====== DATA FOR THIS EXERCISE ======

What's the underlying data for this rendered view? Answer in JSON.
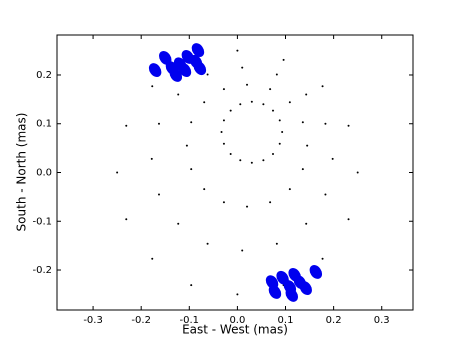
{
  "chart_data": {
    "type": "scatter",
    "xlabel": "East - West (mas)",
    "ylabel": "South - North (mas)",
    "xlim": [
      -0.375,
      0.365
    ],
    "ylim": [
      -0.282,
      0.282
    ],
    "xticks": [
      -0.3,
      -0.2,
      -0.1,
      {
        "value": 0,
        "label": "0.0"
      },
      0.1,
      0.2,
      0.3
    ],
    "yticks": [
      -0.2,
      -0.1,
      {
        "value": 0,
        "label": "0.0"
      },
      0.1,
      0.2
    ],
    "series": [
      {
        "color": "#000000",
        "marker": "dot",
        "x": [
          0.093,
          0.145,
          0.198,
          0.25,
          0.088,
          0.136,
          0.183,
          0.231,
          0.074,
          0.109,
          0.143,
          0.177,
          0.054,
          0.068,
          0.082,
          0.096,
          0.03,
          0.02,
          0.01,
          0,
          0.006,
          -0.028,
          -0.062,
          -0.096,
          -0.014,
          -0.069,
          -0.123,
          -0.177,
          -0.028,
          -0.096,
          -0.163,
          -0.231,
          -0.033,
          -0.105,
          -0.178,
          -0.25,
          -0.028,
          -0.096,
          -0.163,
          -0.231,
          -0.014,
          -0.069,
          -0.123,
          -0.177,
          0.006,
          -0.028,
          -0.062,
          -0.096,
          0.03,
          0.02,
          0.01,
          0,
          0.054,
          0.068,
          0.082,
          0.096,
          0.074,
          0.109,
          0.143,
          0.177,
          0.088,
          0.136,
          0.183,
          0.231
        ],
        "values": [
          0.083,
          0.055,
          0.028,
          0,
          0.107,
          0.103,
          0.1,
          0.096,
          0.127,
          0.144,
          0.16,
          0.177,
          0.14,
          0.171,
          0.201,
          0.231,
          0.145,
          0.18,
          0.215,
          0.25,
          0.14,
          0.171,
          0.201,
          0.231,
          0.127,
          0.144,
          0.16,
          0.177,
          0.107,
          0.103,
          0.1,
          0.096,
          0.083,
          0.055,
          0.028,
          0,
          0.059,
          0.007,
          -0.045,
          -0.096,
          0.038,
          -0.034,
          -0.105,
          -0.177,
          0.025,
          -0.061,
          -0.146,
          -0.231,
          0.02,
          -0.07,
          -0.16,
          -0.25,
          0.025,
          -0.061,
          -0.146,
          -0.231,
          0.038,
          -0.034,
          -0.105,
          -0.177,
          0.059,
          0.007,
          -0.045,
          -0.096
        ]
      },
      {
        "color": "#0000ee",
        "marker": "ellipse",
        "x": [
          -0.171,
          -0.15,
          -0.136,
          -0.119,
          -0.109,
          -0.103,
          -0.086,
          -0.082,
          -0.078,
          -0.128,
          0.072,
          0.078,
          0.094,
          0.109,
          0.119,
          0.13,
          0.142,
          0.163,
          0.113
        ],
        "values": [
          0.21,
          0.235,
          0.214,
          0.222,
          0.21,
          0.237,
          0.227,
          0.251,
          0.214,
          0.2,
          -0.225,
          -0.245,
          -0.216,
          -0.235,
          -0.21,
          -0.225,
          -0.237,
          -0.204,
          -0.251
        ]
      }
    ]
  }
}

======

* [THE EXERCISE] Pictures are to be left out; all else in the entries above is to be quoted exactly.

* [RESPONSE TO THIS TASK]
What's the underlying data for this rendered view? Answer in JSON.
{
  "chart_data": {
    "type": "scatter",
    "xlabel": "East - West (mas)",
    "ylabel": "South - North (mas)",
    "xlim": [
      -0.375,
      0.365
    ],
    "ylim": [
      -0.282,
      0.282
    ],
    "xticks": [
      -0.3,
      -0.2,
      -0.1,
      {
        "value": 0,
        "label": "0.0"
      },
      0.1,
      0.2,
      0.3
    ],
    "yticks": [
      -0.2,
      -0.1,
      {
        "value": 0,
        "label": "0.0"
      },
      0.1,
      0.2
    ],
    "series": [
      {
        "color": "#000000",
        "marker": "dot",
        "x": [
          0.093,
          0.145,
          0.198,
          0.25,
          0.088,
          0.136,
          0.183,
          0.231,
          0.074,
          0.109,
          0.143,
          0.177,
          0.054,
          0.068,
          0.082,
          0.096,
          0.03,
          0.02,
          0.01,
          0,
          0.006,
          -0.028,
          -0.062,
          -0.096,
          -0.014,
          -0.069,
          -0.123,
          -0.177,
          -0.028,
          -0.096,
          -0.163,
          -0.231,
          -0.033,
          -0.105,
          -0.178,
          -0.25,
          -0.028,
          -0.096,
          -0.163,
          -0.231,
          -0.014,
          -0.069,
          -0.123,
          -0.177,
          0.006,
          -0.028,
          -0.062,
          -0.096,
          0.03,
          0.02,
          0.01,
          0,
          0.054,
          0.068,
          0.082,
          0.096,
          0.074,
          0.109,
          0.143,
          0.177,
          0.088,
          0.136,
          0.183,
          0.231
        ],
        "values": [
          0.083,
          0.055,
          0.028,
          0,
          0.107,
          0.103,
          0.1,
          0.096,
          0.127,
          0.144,
          0.16,
          0.177,
          0.14,
          0.171,
          0.201,
          0.231,
          0.145,
          0.18,
          0.215,
          0.25,
          0.14,
          0.171,
          0.201,
          0.231,
          0.127,
          0.144,
          0.16,
          0.177,
          0.107,
          0.103,
          0.1,
          0.096,
          0.083,
          0.055,
          0.028,
          0,
          0.059,
          0.007,
          -0.045,
          -0.096,
          0.038,
          -0.034,
          -0.105,
          -0.177,
          0.025,
          -0.061,
          -0.146,
          -0.231,
          0.02,
          -0.07,
          -0.16,
          -0.25,
          0.025,
          -0.061,
          -0.146,
          -0.231,
          0.038,
          -0.034,
          -0.105,
          -0.177,
          0.059,
          0.007,
          -0.045,
          -0.096
        ]
      },
      {
        "color": "#0000ee",
        "marker": "ellipse",
        "x": [
          -0.171,
          -0.15,
          -0.136,
          -0.119,
          -0.109,
          -0.103,
          -0.086,
          -0.082,
          -0.078,
          -0.128,
          0.072,
          0.078,
          0.094,
          0.109,
          0.119,
          0.13,
          0.142,
          0.163,
          0.113
        ],
        "values": [
          0.21,
          0.235,
          0.214,
          0.222,
          0.21,
          0.237,
          0.227,
          0.251,
          0.214,
          0.2,
          -0.225,
          -0.245,
          -0.216,
          -0.235,
          -0.21,
          -0.225,
          -0.237,
          -0.204,
          -0.251
        ]
      }
    ]
  }
}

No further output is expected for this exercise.